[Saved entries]
______________________________

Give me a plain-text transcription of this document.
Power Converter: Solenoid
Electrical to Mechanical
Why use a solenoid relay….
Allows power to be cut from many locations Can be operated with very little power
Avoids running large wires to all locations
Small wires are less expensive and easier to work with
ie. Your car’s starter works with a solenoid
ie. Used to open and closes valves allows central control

______________________________

__WHAT THE TASK ASKS__
Extract the full set of entries word for word.

__RESULT OF THIS TASK__
Give me a plain-text transcription of this document.
Power Converter: Solenoid
Electrical to Mechanical
Why use a solenoid relay….
Allows power to be cut from many locations Can be operated with very little power
Avoids running large wires to all locations
Small wires are less expensive and easier to work with
ie. Your car’s starter works with a solenoid
ie. Used to open and closes valves allows central control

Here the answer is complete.